(Excerpt from a dataset)
--------------------

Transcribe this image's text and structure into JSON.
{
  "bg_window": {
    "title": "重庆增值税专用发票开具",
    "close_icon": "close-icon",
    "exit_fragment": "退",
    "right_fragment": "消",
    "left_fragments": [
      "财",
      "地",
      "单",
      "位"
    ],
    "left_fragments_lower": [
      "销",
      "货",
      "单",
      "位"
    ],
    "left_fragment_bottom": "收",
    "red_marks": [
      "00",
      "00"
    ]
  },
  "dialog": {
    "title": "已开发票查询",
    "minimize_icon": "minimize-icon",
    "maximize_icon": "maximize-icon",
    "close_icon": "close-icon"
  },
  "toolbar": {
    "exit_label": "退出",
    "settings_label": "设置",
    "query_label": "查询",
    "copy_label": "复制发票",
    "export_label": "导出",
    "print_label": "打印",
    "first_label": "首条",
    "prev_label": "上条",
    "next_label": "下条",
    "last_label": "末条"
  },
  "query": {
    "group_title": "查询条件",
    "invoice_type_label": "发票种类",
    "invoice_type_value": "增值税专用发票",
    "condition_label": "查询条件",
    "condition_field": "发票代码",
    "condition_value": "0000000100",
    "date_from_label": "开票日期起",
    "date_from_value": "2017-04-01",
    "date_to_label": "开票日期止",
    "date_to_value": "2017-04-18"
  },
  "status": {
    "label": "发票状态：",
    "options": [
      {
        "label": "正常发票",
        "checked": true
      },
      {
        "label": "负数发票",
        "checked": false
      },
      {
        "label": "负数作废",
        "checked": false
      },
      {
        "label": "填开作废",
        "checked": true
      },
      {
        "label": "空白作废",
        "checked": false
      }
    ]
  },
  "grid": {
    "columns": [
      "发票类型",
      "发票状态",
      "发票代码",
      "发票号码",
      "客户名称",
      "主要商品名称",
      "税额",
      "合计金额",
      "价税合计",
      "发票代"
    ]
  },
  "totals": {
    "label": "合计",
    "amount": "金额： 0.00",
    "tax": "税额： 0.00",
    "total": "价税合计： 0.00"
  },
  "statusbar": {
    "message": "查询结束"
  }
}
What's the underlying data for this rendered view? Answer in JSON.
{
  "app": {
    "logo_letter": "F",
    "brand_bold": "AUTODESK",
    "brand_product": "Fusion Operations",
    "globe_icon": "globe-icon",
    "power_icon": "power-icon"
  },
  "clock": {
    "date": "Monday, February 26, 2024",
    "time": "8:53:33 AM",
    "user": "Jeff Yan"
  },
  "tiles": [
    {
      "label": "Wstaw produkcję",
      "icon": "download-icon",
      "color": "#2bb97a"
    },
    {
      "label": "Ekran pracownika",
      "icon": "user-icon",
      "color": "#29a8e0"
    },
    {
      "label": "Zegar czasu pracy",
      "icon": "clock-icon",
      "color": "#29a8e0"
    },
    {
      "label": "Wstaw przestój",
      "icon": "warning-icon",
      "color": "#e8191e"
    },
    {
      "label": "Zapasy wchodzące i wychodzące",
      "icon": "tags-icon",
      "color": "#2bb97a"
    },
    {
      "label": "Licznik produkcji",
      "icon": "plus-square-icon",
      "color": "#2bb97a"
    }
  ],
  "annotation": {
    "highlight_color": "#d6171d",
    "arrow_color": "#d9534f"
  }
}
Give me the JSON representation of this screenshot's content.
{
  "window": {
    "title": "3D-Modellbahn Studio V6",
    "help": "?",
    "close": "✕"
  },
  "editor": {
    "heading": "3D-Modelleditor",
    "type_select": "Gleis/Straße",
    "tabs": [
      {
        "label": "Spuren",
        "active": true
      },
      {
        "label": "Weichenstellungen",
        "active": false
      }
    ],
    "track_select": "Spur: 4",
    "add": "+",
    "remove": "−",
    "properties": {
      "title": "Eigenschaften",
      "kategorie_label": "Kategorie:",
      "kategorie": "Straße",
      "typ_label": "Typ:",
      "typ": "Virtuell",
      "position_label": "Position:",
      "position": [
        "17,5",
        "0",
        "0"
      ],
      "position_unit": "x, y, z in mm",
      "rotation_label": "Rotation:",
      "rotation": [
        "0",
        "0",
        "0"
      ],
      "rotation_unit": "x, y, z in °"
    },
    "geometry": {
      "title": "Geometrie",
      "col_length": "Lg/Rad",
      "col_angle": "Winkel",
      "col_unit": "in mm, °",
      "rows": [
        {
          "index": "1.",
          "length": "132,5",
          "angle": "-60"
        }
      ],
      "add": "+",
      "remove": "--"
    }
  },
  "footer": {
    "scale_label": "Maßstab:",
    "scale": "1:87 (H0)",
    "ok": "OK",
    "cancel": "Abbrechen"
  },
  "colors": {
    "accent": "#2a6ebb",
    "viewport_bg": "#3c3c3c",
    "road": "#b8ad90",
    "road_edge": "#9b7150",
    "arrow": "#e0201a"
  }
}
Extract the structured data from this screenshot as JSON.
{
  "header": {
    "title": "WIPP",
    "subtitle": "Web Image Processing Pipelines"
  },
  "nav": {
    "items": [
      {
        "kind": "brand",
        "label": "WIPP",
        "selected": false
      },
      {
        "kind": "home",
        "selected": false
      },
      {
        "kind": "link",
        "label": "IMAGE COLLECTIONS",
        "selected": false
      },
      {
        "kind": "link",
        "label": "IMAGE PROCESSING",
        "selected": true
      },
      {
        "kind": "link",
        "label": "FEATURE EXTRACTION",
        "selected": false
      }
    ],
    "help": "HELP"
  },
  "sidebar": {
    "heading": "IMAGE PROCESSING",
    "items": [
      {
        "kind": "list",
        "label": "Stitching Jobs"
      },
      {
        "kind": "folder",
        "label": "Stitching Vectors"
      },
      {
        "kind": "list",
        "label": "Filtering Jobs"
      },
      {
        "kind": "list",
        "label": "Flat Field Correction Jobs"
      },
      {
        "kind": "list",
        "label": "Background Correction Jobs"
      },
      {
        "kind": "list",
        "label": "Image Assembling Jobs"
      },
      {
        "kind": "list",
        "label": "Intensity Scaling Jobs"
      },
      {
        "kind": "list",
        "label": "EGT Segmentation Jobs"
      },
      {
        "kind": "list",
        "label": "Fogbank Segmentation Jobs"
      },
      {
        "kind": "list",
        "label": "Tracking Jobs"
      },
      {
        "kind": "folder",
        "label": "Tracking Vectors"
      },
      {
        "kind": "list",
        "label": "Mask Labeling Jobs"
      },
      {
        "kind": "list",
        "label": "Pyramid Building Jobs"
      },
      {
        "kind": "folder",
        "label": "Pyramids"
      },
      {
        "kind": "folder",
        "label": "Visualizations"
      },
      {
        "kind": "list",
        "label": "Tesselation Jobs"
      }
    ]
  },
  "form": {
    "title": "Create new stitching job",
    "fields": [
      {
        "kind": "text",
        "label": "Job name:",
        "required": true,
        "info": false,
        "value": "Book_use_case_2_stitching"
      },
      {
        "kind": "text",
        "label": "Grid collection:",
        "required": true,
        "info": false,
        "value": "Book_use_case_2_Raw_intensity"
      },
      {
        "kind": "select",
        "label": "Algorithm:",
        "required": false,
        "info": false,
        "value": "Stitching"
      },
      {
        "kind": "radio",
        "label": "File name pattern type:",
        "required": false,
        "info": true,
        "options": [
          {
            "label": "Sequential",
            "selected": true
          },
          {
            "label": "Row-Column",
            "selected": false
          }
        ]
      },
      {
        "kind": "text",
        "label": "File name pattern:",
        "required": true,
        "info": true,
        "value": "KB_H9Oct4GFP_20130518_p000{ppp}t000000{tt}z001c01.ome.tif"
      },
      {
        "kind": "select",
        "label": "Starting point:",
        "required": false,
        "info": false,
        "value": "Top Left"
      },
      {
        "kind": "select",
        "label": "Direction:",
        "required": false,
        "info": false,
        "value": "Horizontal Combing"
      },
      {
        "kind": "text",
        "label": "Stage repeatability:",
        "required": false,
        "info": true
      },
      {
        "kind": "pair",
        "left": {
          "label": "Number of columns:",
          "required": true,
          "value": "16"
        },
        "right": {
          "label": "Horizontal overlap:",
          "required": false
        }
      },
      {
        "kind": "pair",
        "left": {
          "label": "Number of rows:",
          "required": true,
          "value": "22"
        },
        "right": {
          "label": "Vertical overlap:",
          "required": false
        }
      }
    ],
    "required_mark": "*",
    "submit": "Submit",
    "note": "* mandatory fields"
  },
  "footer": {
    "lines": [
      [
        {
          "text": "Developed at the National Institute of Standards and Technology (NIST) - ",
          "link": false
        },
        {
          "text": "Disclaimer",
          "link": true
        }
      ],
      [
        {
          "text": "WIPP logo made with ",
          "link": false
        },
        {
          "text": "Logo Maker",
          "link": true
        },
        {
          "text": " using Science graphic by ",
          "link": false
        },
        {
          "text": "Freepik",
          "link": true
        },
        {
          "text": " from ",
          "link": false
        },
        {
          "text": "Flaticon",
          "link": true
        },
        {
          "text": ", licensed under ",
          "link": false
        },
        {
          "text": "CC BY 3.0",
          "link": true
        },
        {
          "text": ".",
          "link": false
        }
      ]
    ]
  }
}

--------------------

▶ _What is required_: From the data, collect all lines where the string "File" appears.

▶ _Exercise response_:
        "label": "File name pattern type:",
        "label": "File name pattern:",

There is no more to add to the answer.